■ **WHAT NEEDS TO BE DONE**
From the entries below, report how many lines contain the string "Total". Give only that number.

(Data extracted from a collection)
-- START --

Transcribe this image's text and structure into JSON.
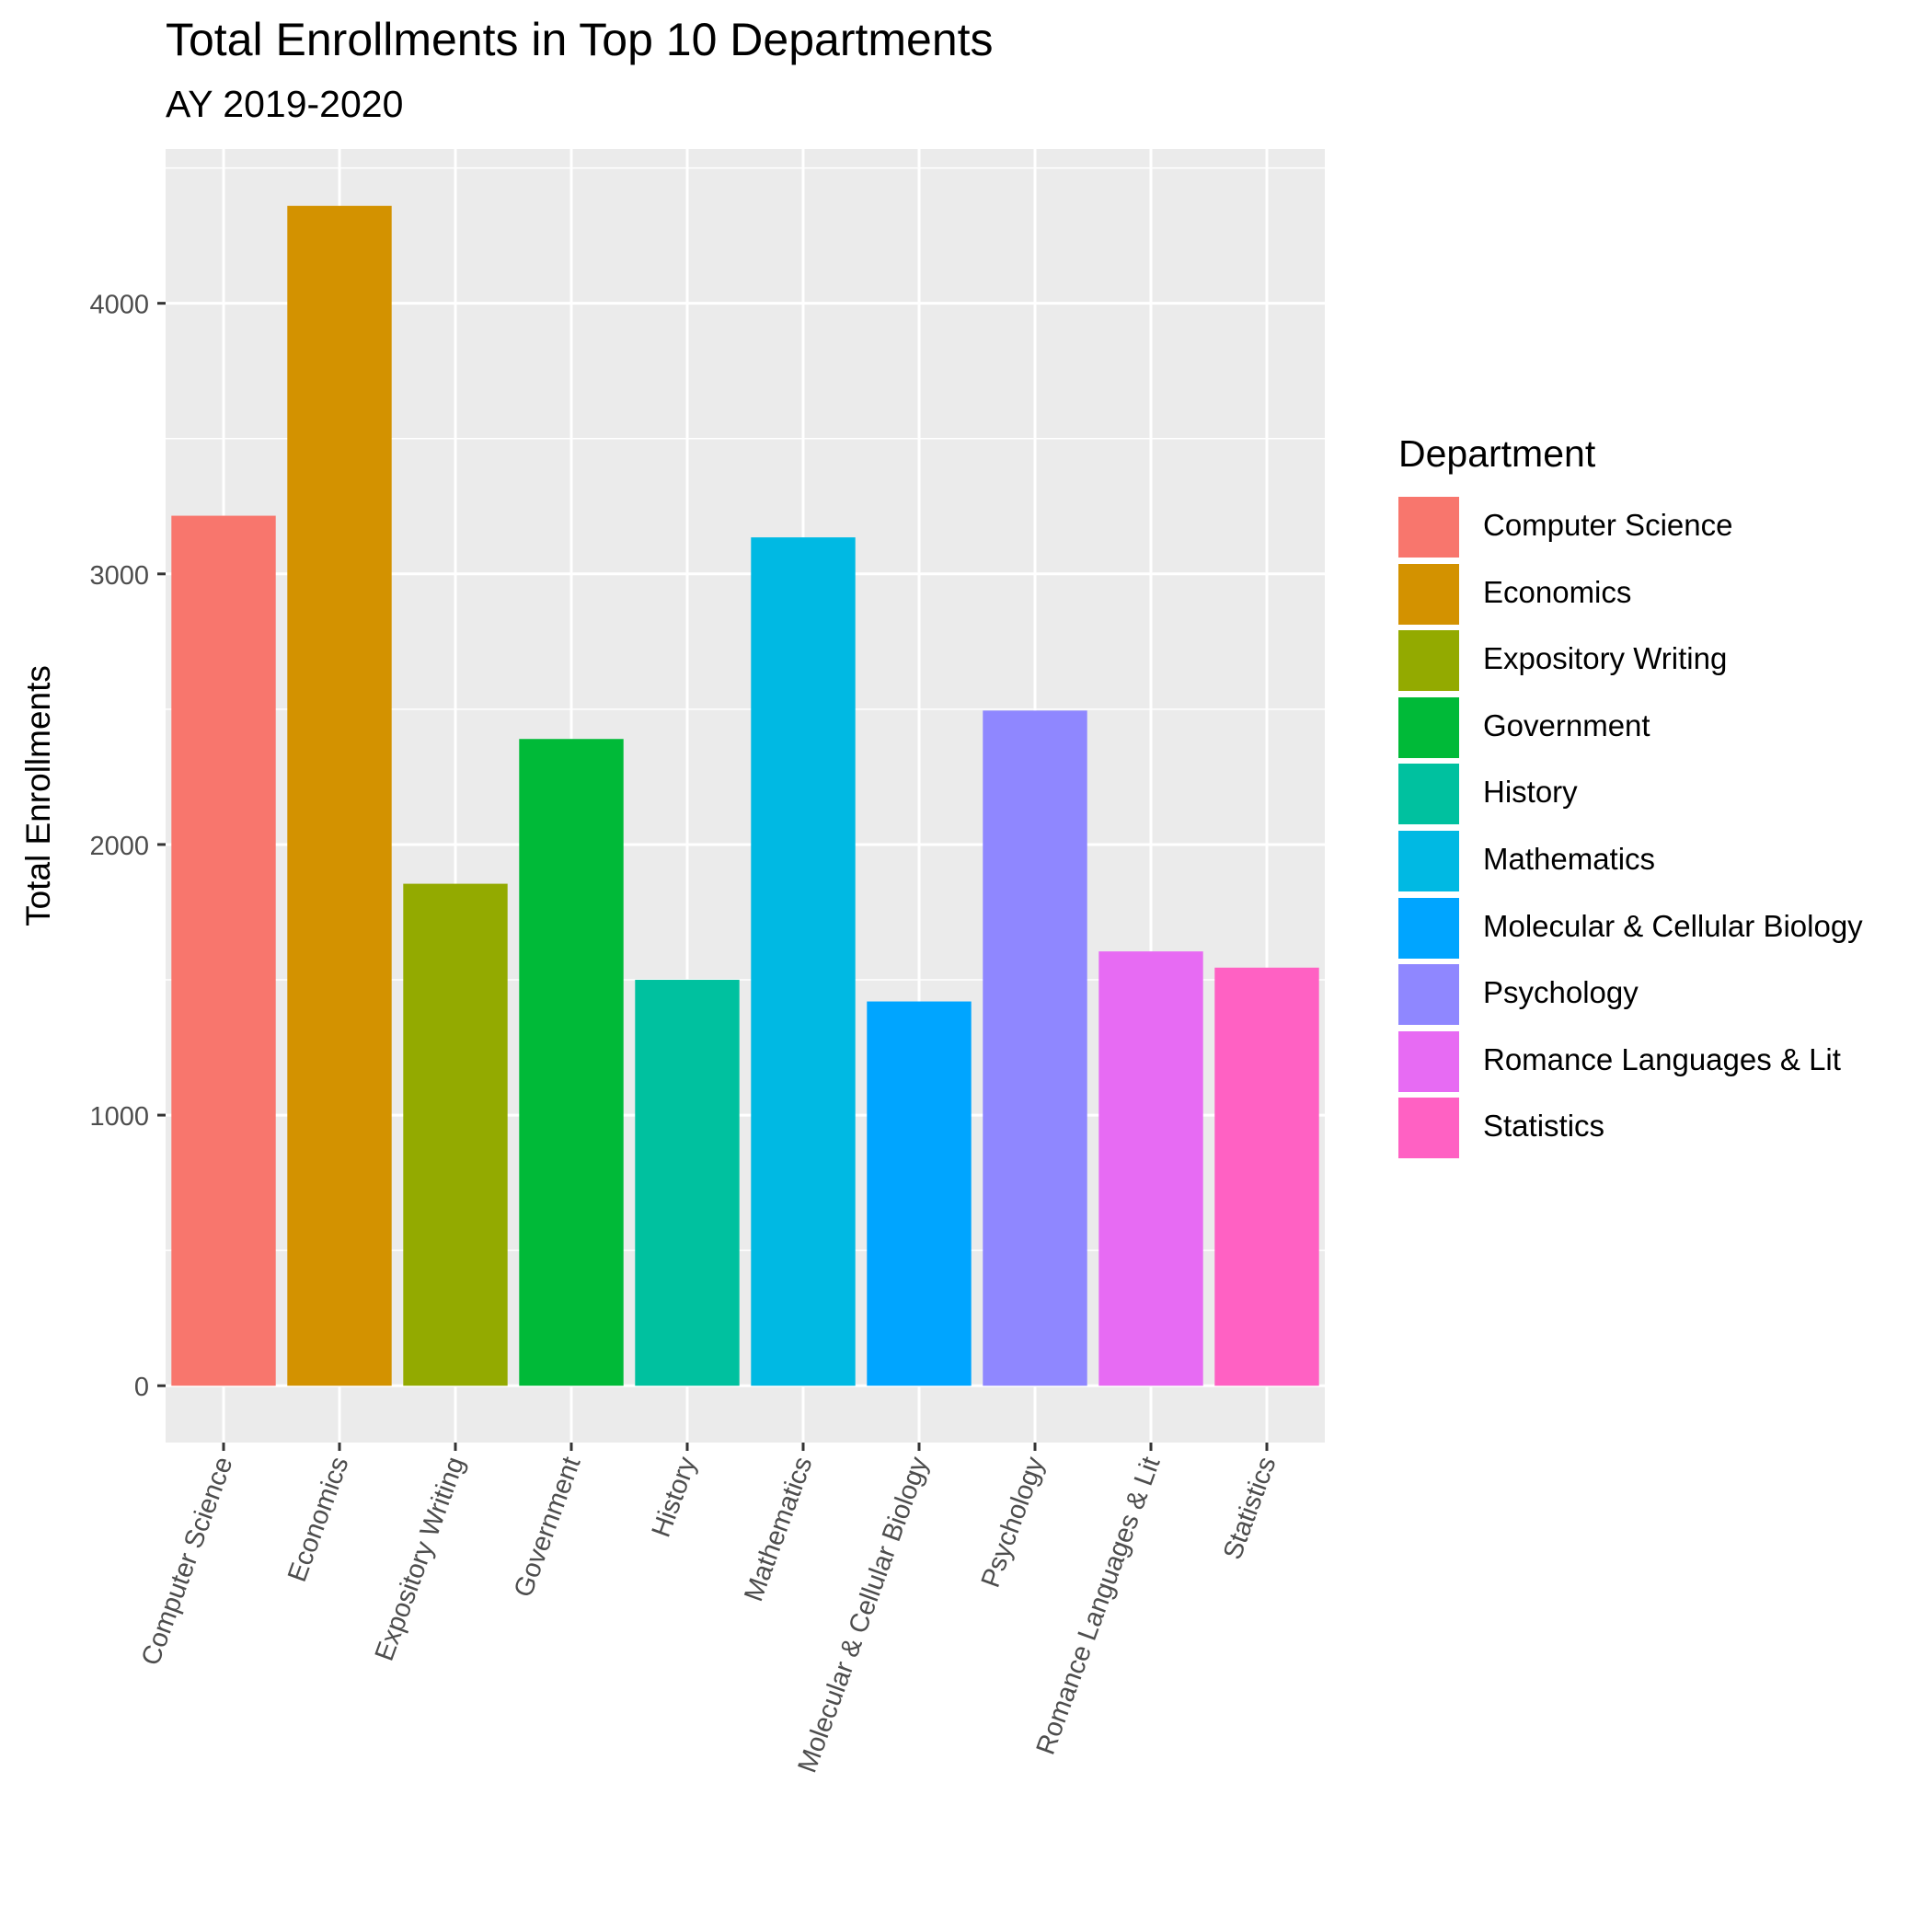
{
  "chart_data": {
    "type": "bar",
    "title": "Total Enrollments in Top 10 Departments",
    "subtitle": "AY 2019-2020",
    "xlabel": "",
    "ylabel": "Total Enrollments",
    "categories": [
      "Computer Science",
      "Economics",
      "Expository Writing",
      "Government",
      "History",
      "Mathematics",
      "Molecular & Cellular Biology",
      "Psychology",
      "Romance Languages & Lit",
      "Statistics"
    ],
    "values": [
      3215,
      4360,
      1855,
      2390,
      1500,
      3135,
      1420,
      2495,
      1605,
      1545
    ],
    "colors": [
      "#F8766D",
      "#D39200",
      "#93AA00",
      "#00BA38",
      "#00C19F",
      "#00B9E3",
      "#00A5FF",
      "#8F87FF",
      "#E76BF3",
      "#FF61C3"
    ],
    "ylim": [
      -210,
      4570
    ],
    "yticks": [
      0,
      1000,
      2000,
      3000,
      4000
    ],
    "ytick_labels": [
      "0",
      "1000",
      "2000",
      "3000",
      "4000"
    ],
    "grid": true,
    "legend": {
      "title": "Department",
      "position": "right"
    }
  }
}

-- END --

■ **OUTPUT FOR THIS EXERCISE**
2